Task -> Print the entries verbatim, leaving out the images they contain.

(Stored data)
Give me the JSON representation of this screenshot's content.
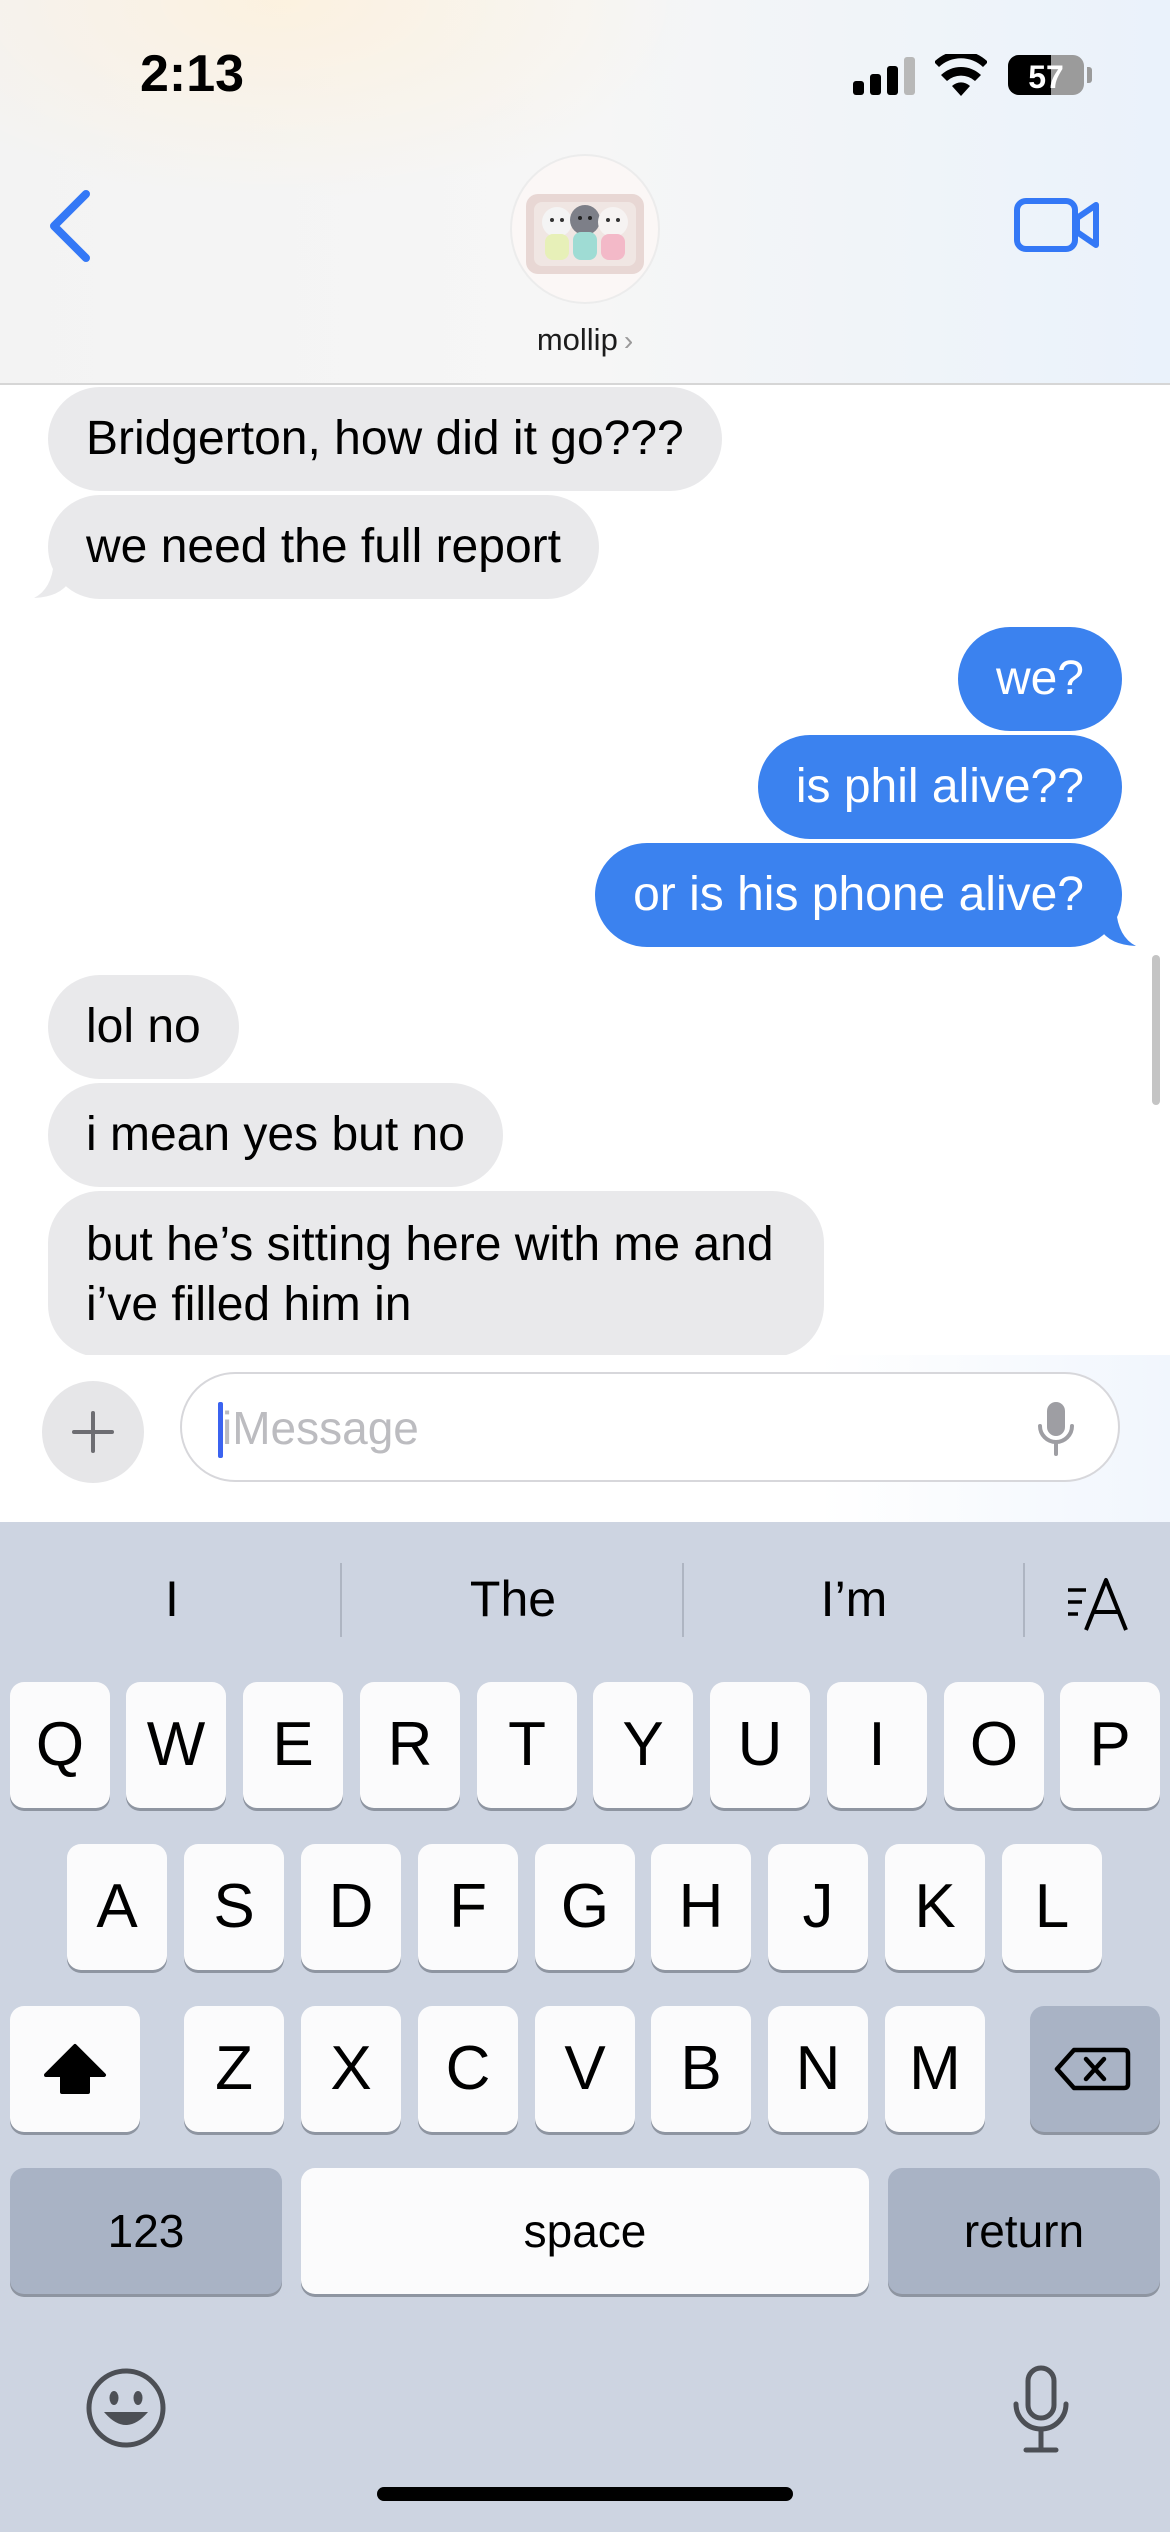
{
  "status_bar": {
    "time": "2:13",
    "battery": "57",
    "battery_level": 0.57
  },
  "header": {
    "back_icon": "chevron-left-icon",
    "contact_name": "mollip",
    "contact_chevron": "›",
    "video_icon": "video-camera-icon",
    "accent_color": "#3478f6"
  },
  "messages": [
    {
      "direction": "received",
      "text": "Bridgerton, how did it go???"
    },
    {
      "direction": "received",
      "text": "we need the full report"
    },
    {
      "direction": "sent",
      "text": "we?"
    },
    {
      "direction": "sent",
      "text": "is phil alive??"
    },
    {
      "direction": "sent",
      "text": "or is his phone alive?"
    },
    {
      "direction": "received",
      "text": "lol no"
    },
    {
      "direction": "received",
      "text": "i mean yes but no"
    },
    {
      "direction": "received",
      "lines": [
        "but he’s sitting here with me and",
        "i’ve filled him in"
      ]
    }
  ],
  "input": {
    "placeholder": "iMessage",
    "plus_icon": "plus-icon",
    "mic_icon": "microphone-icon"
  },
  "keyboard": {
    "suggestions": [
      "I",
      "The",
      "I’m"
    ],
    "format_icon": "text-format-icon",
    "row1": [
      "Q",
      "W",
      "E",
      "R",
      "T",
      "Y",
      "U",
      "I",
      "O",
      "P"
    ],
    "row2": [
      "A",
      "S",
      "D",
      "F",
      "G",
      "H",
      "J",
      "K",
      "L"
    ],
    "row3": [
      "Z",
      "X",
      "C",
      "V",
      "B",
      "N",
      "M"
    ],
    "shift_icon": "shift-icon",
    "delete_icon": "delete-icon",
    "numbers_label": "123",
    "space_label": "space",
    "return_label": "return",
    "emoji_icon": "emoji-icon",
    "dictation_icon": "microphone-icon"
  },
  "colors": {
    "sent_bubble": "#3b82ef",
    "received_bubble": "#e9e9eb",
    "keyboard_bg": "#cdd4e1"
  }
}
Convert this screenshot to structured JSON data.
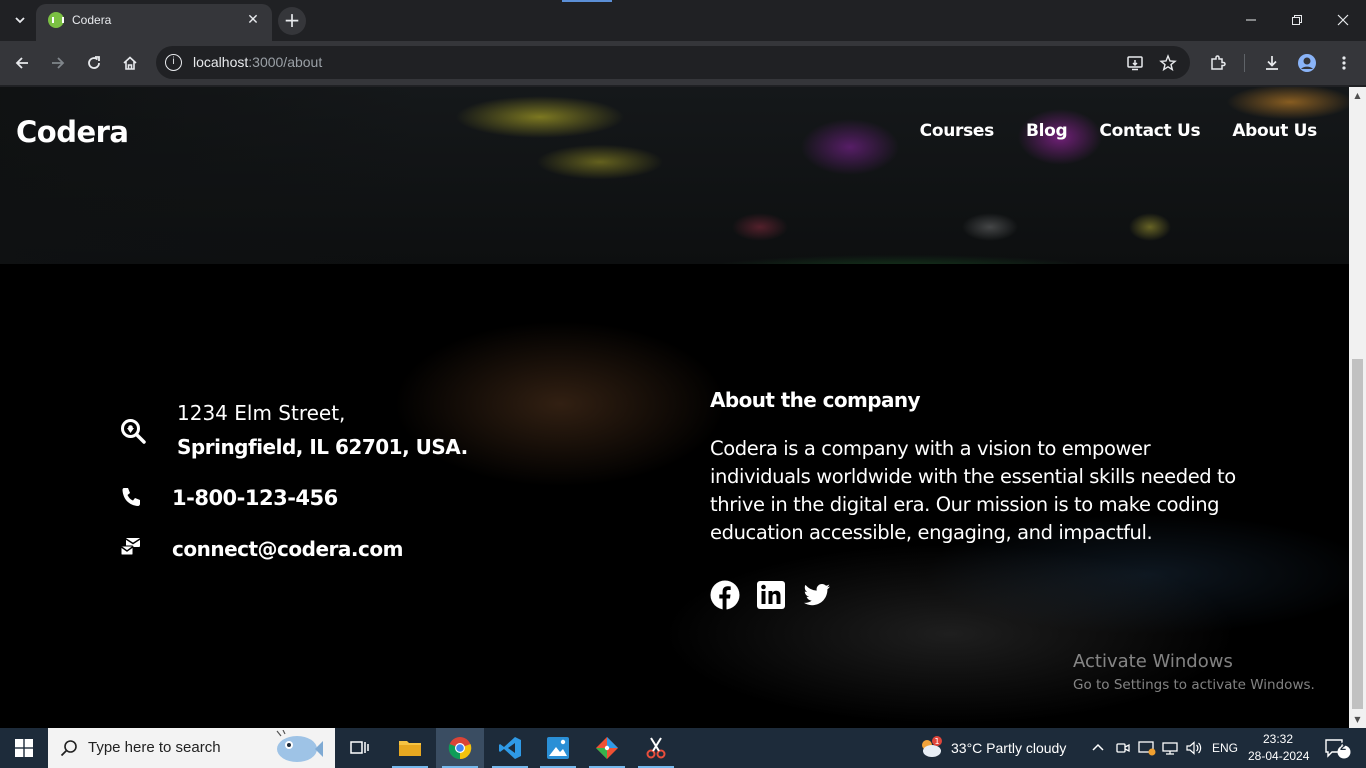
{
  "browser": {
    "tab_title": "Codera",
    "tab_close": "✕",
    "new_tab": "+",
    "url_host": "localhost",
    "url_path": ":3000/about"
  },
  "site": {
    "brand": "Codera",
    "nav": [
      "Courses",
      "Blog",
      "Contact Us",
      "About Us"
    ]
  },
  "contact": {
    "address_line1": "1234 Elm Street,",
    "address_line2": "Springfield, IL 62701, USA.",
    "phone": "1-800-123-456",
    "email": "connect@codera.com"
  },
  "about": {
    "title": "About the company",
    "body": "Codera is a company with a vision to empower individuals worldwide with the essential skills needed to thrive in the digital era. Our mission is to make coding education accessible, engaging, and impactful.",
    "socials": [
      "facebook-icon",
      "linkedin-icon",
      "twitter-icon"
    ]
  },
  "watermark": {
    "line1": "Activate Windows",
    "line2": "Go to Settings to activate Windows."
  },
  "taskbar": {
    "search_placeholder": "Type here to search",
    "weather": "33°C  Partly cloudy",
    "weather_badge": "1",
    "language": "ENG",
    "time": "23:32",
    "date": "28-04-2024",
    "notifications": "2"
  },
  "colors": {
    "chrome_dark": "#202124",
    "chrome_toolbar": "#35363a",
    "taskbar": "#1d2b3a",
    "accent_blue": "#76b9ed"
  }
}
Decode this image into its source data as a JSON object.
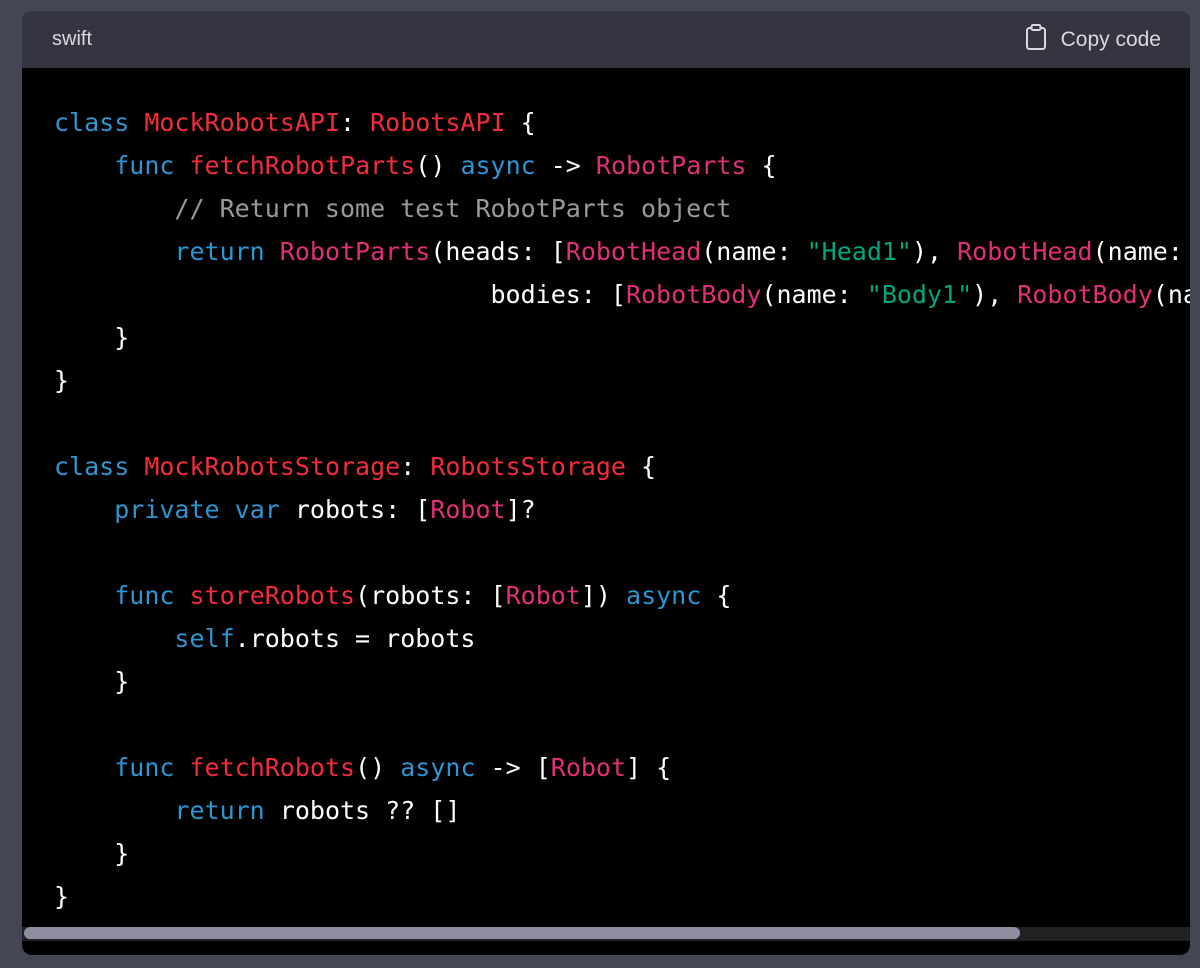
{
  "header": {
    "language": "swift",
    "copy_label": "Copy code",
    "copy_icon": "clipboard-icon"
  },
  "colors": {
    "page_background": "#444654",
    "header_background": "#343541",
    "code_background": "#000000",
    "keyword": "#2e95d3",
    "type": "#df3079",
    "function": "#f22c3d",
    "string": "#00a67d",
    "comment": "#ffffff99",
    "plain": "#ffffff"
  },
  "code": {
    "lines": [
      [
        {
          "t": "class",
          "c": "kw"
        },
        {
          "t": " "
        },
        {
          "t": "MockRobotsAPI",
          "c": "fn"
        },
        {
          "t": ": "
        },
        {
          "t": "RobotsAPI",
          "c": "fn"
        },
        {
          "t": " {"
        }
      ],
      [
        {
          "t": "    "
        },
        {
          "t": "func",
          "c": "kw"
        },
        {
          "t": " "
        },
        {
          "t": "fetchRobotParts",
          "c": "fn"
        },
        {
          "t": "() "
        },
        {
          "t": "async",
          "c": "kw"
        },
        {
          "t": " -> "
        },
        {
          "t": "RobotParts",
          "c": "ty"
        },
        {
          "t": " {"
        }
      ],
      [
        {
          "t": "        "
        },
        {
          "t": "// Return some test RobotParts object",
          "c": "cm"
        }
      ],
      [
        {
          "t": "        "
        },
        {
          "t": "return",
          "c": "kw"
        },
        {
          "t": " "
        },
        {
          "t": "RobotParts",
          "c": "ty"
        },
        {
          "t": "(heads: ["
        },
        {
          "t": "RobotHead",
          "c": "ty"
        },
        {
          "t": "(name: "
        },
        {
          "t": "\"Head1\"",
          "c": "str"
        },
        {
          "t": "), "
        },
        {
          "t": "RobotHead",
          "c": "ty"
        },
        {
          "t": "(name: "
        }
      ],
      [
        {
          "t": "                             bodies: ["
        },
        {
          "t": "RobotBody",
          "c": "ty"
        },
        {
          "t": "(name: "
        },
        {
          "t": "\"Body1\"",
          "c": "str"
        },
        {
          "t": "), "
        },
        {
          "t": "RobotBody",
          "c": "ty"
        },
        {
          "t": "(name: "
        }
      ],
      [
        {
          "t": "    }"
        }
      ],
      [
        {
          "t": "}"
        }
      ],
      [
        {
          "t": ""
        }
      ],
      [
        {
          "t": "class",
          "c": "kw"
        },
        {
          "t": " "
        },
        {
          "t": "MockRobotsStorage",
          "c": "fn"
        },
        {
          "t": ": "
        },
        {
          "t": "RobotsStorage",
          "c": "fn"
        },
        {
          "t": " {"
        }
      ],
      [
        {
          "t": "    "
        },
        {
          "t": "private",
          "c": "kw"
        },
        {
          "t": " "
        },
        {
          "t": "var",
          "c": "kw"
        },
        {
          "t": " robots: ["
        },
        {
          "t": "Robot",
          "c": "ty"
        },
        {
          "t": "]?"
        }
      ],
      [
        {
          "t": ""
        }
      ],
      [
        {
          "t": "    "
        },
        {
          "t": "func",
          "c": "kw"
        },
        {
          "t": " "
        },
        {
          "t": "storeRobots",
          "c": "fn"
        },
        {
          "t": "(robots: ["
        },
        {
          "t": "Robot",
          "c": "ty"
        },
        {
          "t": "]) "
        },
        {
          "t": "async",
          "c": "kw"
        },
        {
          "t": " {"
        }
      ],
      [
        {
          "t": "        "
        },
        {
          "t": "self",
          "c": "kw"
        },
        {
          "t": ".robots = robots"
        }
      ],
      [
        {
          "t": "    }"
        }
      ],
      [
        {
          "t": ""
        }
      ],
      [
        {
          "t": "    "
        },
        {
          "t": "func",
          "c": "kw"
        },
        {
          "t": " "
        },
        {
          "t": "fetchRobots",
          "c": "fn"
        },
        {
          "t": "() "
        },
        {
          "t": "async",
          "c": "kw"
        },
        {
          "t": " -> ["
        },
        {
          "t": "Robot",
          "c": "ty"
        },
        {
          "t": "] {"
        }
      ],
      [
        {
          "t": "        "
        },
        {
          "t": "return",
          "c": "kw"
        },
        {
          "t": " robots ?? []"
        }
      ],
      [
        {
          "t": "    }"
        }
      ],
      [
        {
          "t": "}"
        }
      ]
    ]
  },
  "scroll": {
    "horizontal_position": 0
  }
}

Response below ->
Give me the JSON representation of this screenshot's content.
{
  "status_bar": {
    "time": "2:13",
    "battery": "57",
    "battery_level": 0.57
  },
  "header": {
    "back_icon": "chevron-left-icon",
    "contact_name": "mollip",
    "contact_chevron": "›",
    "video_icon": "video-camera-icon",
    "accent_color": "#3478f6"
  },
  "messages": [
    {
      "direction": "received",
      "text": "Bridgerton, how did it go???"
    },
    {
      "direction": "received",
      "text": "we need the full report"
    },
    {
      "direction": "sent",
      "text": "we?"
    },
    {
      "direction": "sent",
      "text": "is phil alive??"
    },
    {
      "direction": "sent",
      "text": "or is his phone alive?"
    },
    {
      "direction": "received",
      "text": "lol no"
    },
    {
      "direction": "received",
      "text": "i mean yes but no"
    },
    {
      "direction": "received",
      "lines": [
        "but he’s sitting here with me and",
        "i’ve filled him in"
      ]
    }
  ],
  "input": {
    "placeholder": "iMessage",
    "plus_icon": "plus-icon",
    "mic_icon": "microphone-icon"
  },
  "keyboard": {
    "suggestions": [
      "I",
      "The",
      "I’m"
    ],
    "format_icon": "text-format-icon",
    "row1": [
      "Q",
      "W",
      "E",
      "R",
      "T",
      "Y",
      "U",
      "I",
      "O",
      "P"
    ],
    "row2": [
      "A",
      "S",
      "D",
      "F",
      "G",
      "H",
      "J",
      "K",
      "L"
    ],
    "row3": [
      "Z",
      "X",
      "C",
      "V",
      "B",
      "N",
      "M"
    ],
    "shift_icon": "shift-icon",
    "delete_icon": "delete-icon",
    "numbers_label": "123",
    "space_label": "space",
    "return_label": "return",
    "emoji_icon": "emoji-icon",
    "dictation_icon": "microphone-icon"
  },
  "colors": {
    "sent_bubble": "#3b82ef",
    "received_bubble": "#e9e9eb",
    "keyboard_bg": "#cdd4e1"
  }
}
Convert this screenshot to structured JSON data.
{
  "browser": {
    "tab_title": "Codera",
    "tab_close": "✕",
    "new_tab": "+",
    "url_host": "localhost",
    "url_path": ":3000/about"
  },
  "site": {
    "brand": "Codera",
    "nav": [
      "Courses",
      "Blog",
      "Contact Us",
      "About Us"
    ]
  },
  "contact": {
    "address_line1": "1234 Elm Street,",
    "address_line2": "Springfield, IL 62701, USA.",
    "phone": "1-800-123-456",
    "email": "connect@codera.com"
  },
  "about": {
    "title": "About the company",
    "body": "Codera is a company with a vision to empower individuals worldwide with the essential skills needed to thrive in the digital era. Our mission is to make coding education accessible, engaging, and impactful.",
    "socials": [
      "facebook-icon",
      "linkedin-icon",
      "twitter-icon"
    ]
  },
  "watermark": {
    "line1": "Activate Windows",
    "line2": "Go to Settings to activate Windows."
  },
  "taskbar": {
    "search_placeholder": "Type here to search",
    "weather": "33°C  Partly cloudy",
    "weather_badge": "1",
    "language": "ENG",
    "time": "23:32",
    "date": "28-04-2024",
    "notifications": "2"
  },
  "colors": {
    "chrome_dark": "#202124",
    "chrome_toolbar": "#35363a",
    "taskbar": "#1d2b3a",
    "accent_blue": "#76b9ed"
  }
}
Decode this image into its source data as a JSON object.
{
  "header": {
    "language": "swift",
    "copy_label": "Copy code",
    "copy_icon": "clipboard-icon"
  },
  "colors": {
    "page_background": "#444654",
    "header_background": "#343541",
    "code_background": "#000000",
    "keyword": "#2e95d3",
    "type": "#df3079",
    "function": "#f22c3d",
    "string": "#00a67d",
    "comment": "#ffffff99",
    "plain": "#ffffff"
  },
  "code": {
    "lines": [
      [
        {
          "t": "class",
          "c": "kw"
        },
        {
          "t": " "
        },
        {
          "t": "MockRobotsAPI",
          "c": "fn"
        },
        {
          "t": ": "
        },
        {
          "t": "RobotsAPI",
          "c": "fn"
        },
        {
          "t": " {"
        }
      ],
      [
        {
          "t": "    "
        },
        {
          "t": "func",
          "c": "kw"
        },
        {
          "t": " "
        },
        {
          "t": "fetchRobotParts",
          "c": "fn"
        },
        {
          "t": "() "
        },
        {
          "t": "async",
          "c": "kw"
        },
        {
          "t": " -> "
        },
        {
          "t": "RobotParts",
          "c": "ty"
        },
        {
          "t": " {"
        }
      ],
      [
        {
          "t": "        "
        },
        {
          "t": "// Return some test RobotParts object",
          "c": "cm"
        }
      ],
      [
        {
          "t": "        "
        },
        {
          "t": "return",
          "c": "kw"
        },
        {
          "t": " "
        },
        {
          "t": "RobotParts",
          "c": "ty"
        },
        {
          "t": "(heads: ["
        },
        {
          "t": "RobotHead",
          "c": "ty"
        },
        {
          "t": "(name: "
        },
        {
          "t": "\"Head1\"",
          "c": "str"
        },
        {
          "t": "), "
        },
        {
          "t": "RobotHead",
          "c": "ty"
        },
        {
          "t": "(name: "
        }
      ],
      [
        {
          "t": "                             bodies: ["
        },
        {
          "t": "RobotBody",
          "c": "ty"
        },
        {
          "t": "(name: "
        },
        {
          "t": "\"Body1\"",
          "c": "str"
        },
        {
          "t": "), "
        },
        {
          "t": "RobotBody",
          "c": "ty"
        },
        {
          "t": "(name: "
        }
      ],
      [
        {
          "t": "    }"
        }
      ],
      [
        {
          "t": "}"
        }
      ],
      [
        {
          "t": ""
        }
      ],
      [
        {
          "t": "class",
          "c": "kw"
        },
        {
          "t": " "
        },
        {
          "t": "MockRobotsStorage",
          "c": "fn"
        },
        {
          "t": ": "
        },
        {
          "t": "RobotsStorage",
          "c": "fn"
        },
        {
          "t": " {"
        }
      ],
      [
        {
          "t": "    "
        },
        {
          "t": "private",
          "c": "kw"
        },
        {
          "t": " "
        },
        {
          "t": "var",
          "c": "kw"
        },
        {
          "t": " robots: ["
        },
        {
          "t": "Robot",
          "c": "ty"
        },
        {
          "t": "]?"
        }
      ],
      [
        {
          "t": ""
        }
      ],
      [
        {
          "t": "    "
        },
        {
          "t": "func",
          "c": "kw"
        },
        {
          "t": " "
        },
        {
          "t": "storeRobots",
          "c": "fn"
        },
        {
          "t": "(robots: ["
        },
        {
          "t": "Robot",
          "c": "ty"
        },
        {
          "t": "]) "
        },
        {
          "t": "async",
          "c": "kw"
        },
        {
          "t": " {"
        }
      ],
      [
        {
          "t": "        "
        },
        {
          "t": "self",
          "c": "kw"
        },
        {
          "t": ".robots = robots"
        }
      ],
      [
        {
          "t": "    }"
        }
      ],
      [
        {
          "t": ""
        }
      ],
      [
        {
          "t": "    "
        },
        {
          "t": "func",
          "c": "kw"
        },
        {
          "t": " "
        },
        {
          "t": "fetchRobots",
          "c": "fn"
        },
        {
          "t": "() "
        },
        {
          "t": "async",
          "c": "kw"
        },
        {
          "t": " -> ["
        },
        {
          "t": "Robot",
          "c": "ty"
        },
        {
          "t": "] {"
        }
      ],
      [
        {
          "t": "        "
        },
        {
          "t": "return",
          "c": "kw"
        },
        {
          "t": " robots ?? []"
        }
      ],
      [
        {
          "t": "    }"
        }
      ],
      [
        {
          "t": "}"
        }
      ]
    ]
  },
  "scroll": {
    "horizontal_position": 0
  }
}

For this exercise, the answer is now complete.